→ **Exercise description**:
Pick out each line in these entries that contains the string "data".

---------- Given records

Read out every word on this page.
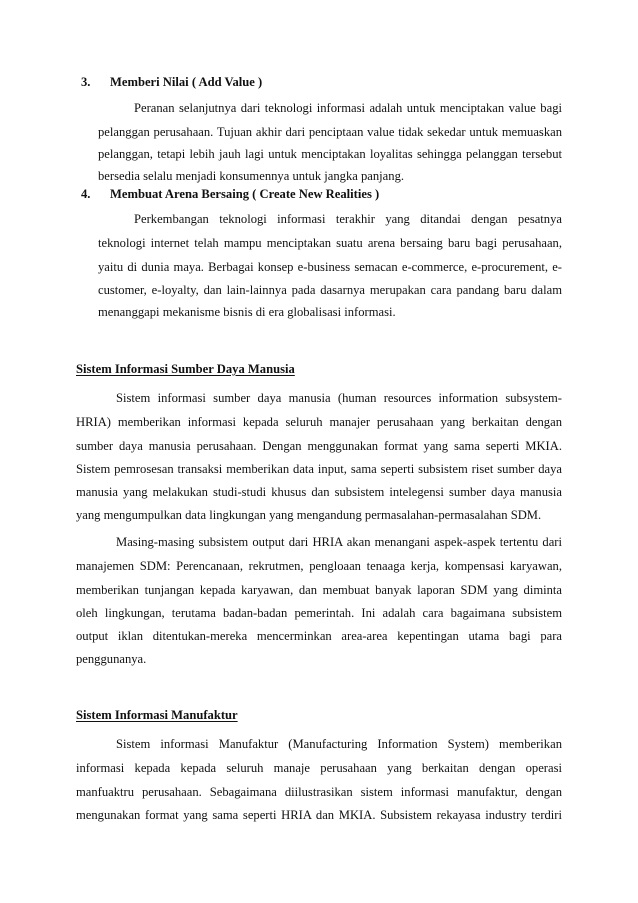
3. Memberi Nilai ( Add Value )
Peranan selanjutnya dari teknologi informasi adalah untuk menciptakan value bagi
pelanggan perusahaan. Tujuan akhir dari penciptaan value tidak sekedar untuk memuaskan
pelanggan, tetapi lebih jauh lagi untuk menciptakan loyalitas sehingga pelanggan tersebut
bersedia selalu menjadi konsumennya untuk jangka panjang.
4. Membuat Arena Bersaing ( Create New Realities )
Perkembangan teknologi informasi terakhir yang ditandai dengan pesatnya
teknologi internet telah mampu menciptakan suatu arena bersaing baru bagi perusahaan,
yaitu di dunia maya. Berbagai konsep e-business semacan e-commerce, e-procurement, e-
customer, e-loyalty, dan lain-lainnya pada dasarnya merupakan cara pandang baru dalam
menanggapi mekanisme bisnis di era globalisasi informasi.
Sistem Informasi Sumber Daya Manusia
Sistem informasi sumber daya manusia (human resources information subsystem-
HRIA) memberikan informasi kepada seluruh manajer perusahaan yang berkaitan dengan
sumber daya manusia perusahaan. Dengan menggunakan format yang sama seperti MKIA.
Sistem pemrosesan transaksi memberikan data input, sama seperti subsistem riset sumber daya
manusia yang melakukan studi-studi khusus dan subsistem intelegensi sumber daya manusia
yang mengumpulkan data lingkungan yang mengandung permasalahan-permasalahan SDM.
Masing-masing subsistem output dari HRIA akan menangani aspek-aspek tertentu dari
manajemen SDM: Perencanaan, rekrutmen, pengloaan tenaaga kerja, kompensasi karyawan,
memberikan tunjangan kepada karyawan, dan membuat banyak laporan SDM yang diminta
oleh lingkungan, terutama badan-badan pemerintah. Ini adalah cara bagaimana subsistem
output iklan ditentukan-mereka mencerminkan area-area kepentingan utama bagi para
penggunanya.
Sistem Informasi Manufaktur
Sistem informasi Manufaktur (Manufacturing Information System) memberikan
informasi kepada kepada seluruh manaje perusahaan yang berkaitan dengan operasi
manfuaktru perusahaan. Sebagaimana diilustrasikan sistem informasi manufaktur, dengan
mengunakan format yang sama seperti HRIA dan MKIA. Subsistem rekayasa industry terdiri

--------------------
---------- Given records

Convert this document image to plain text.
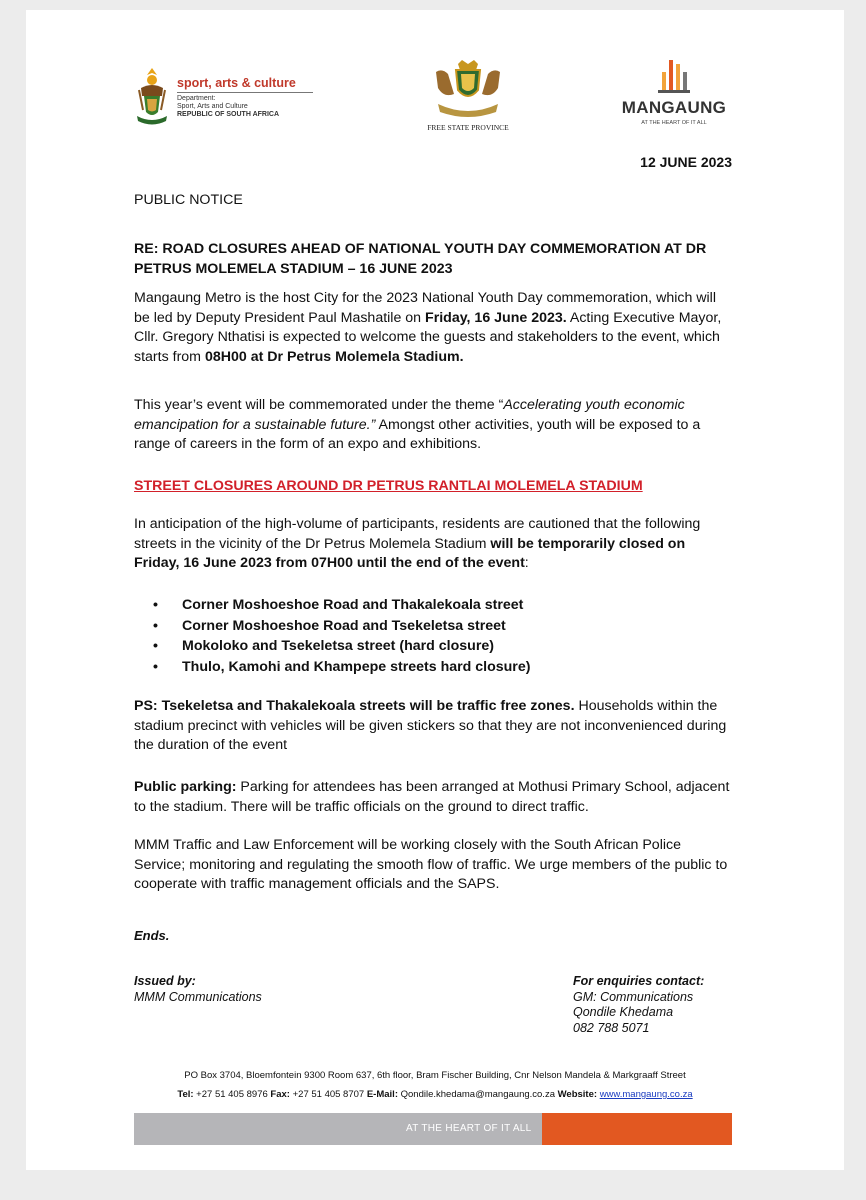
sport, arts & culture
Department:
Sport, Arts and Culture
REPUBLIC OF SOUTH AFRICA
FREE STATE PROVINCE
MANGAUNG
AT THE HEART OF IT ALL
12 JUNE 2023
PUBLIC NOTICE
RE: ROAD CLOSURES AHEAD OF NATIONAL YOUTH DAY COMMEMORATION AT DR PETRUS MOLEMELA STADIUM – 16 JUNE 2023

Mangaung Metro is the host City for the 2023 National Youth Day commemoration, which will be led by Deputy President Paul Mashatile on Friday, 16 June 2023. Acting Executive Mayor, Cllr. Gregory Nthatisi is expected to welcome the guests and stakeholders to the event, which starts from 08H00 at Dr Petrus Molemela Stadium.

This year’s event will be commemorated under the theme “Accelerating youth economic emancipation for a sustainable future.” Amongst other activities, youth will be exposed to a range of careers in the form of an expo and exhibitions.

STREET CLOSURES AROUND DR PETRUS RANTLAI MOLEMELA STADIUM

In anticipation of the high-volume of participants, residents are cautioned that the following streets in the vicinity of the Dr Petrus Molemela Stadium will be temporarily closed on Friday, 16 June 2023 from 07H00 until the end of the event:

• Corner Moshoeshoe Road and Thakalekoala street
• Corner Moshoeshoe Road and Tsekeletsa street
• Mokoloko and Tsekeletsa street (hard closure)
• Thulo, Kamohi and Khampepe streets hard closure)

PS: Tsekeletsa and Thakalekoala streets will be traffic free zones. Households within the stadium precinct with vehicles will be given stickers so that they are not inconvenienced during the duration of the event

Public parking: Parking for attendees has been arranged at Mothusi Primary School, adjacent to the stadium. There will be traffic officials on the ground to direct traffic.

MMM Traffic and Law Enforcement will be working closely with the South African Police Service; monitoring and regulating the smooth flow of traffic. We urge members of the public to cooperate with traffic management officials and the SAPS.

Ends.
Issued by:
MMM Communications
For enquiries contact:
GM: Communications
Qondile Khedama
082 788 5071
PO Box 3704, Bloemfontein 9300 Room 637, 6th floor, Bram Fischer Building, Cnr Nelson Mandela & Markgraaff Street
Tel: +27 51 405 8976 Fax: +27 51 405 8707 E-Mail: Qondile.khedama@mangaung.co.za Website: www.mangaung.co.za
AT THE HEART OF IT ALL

--------------------

→ **Result of this exercise**:
Sistem pemrosesan transaksi memberikan data input, sama seperti subsistem riset sumber daya
yang mengumpulkan data lingkungan yang mengandung permasalahan-permasalahan SDM.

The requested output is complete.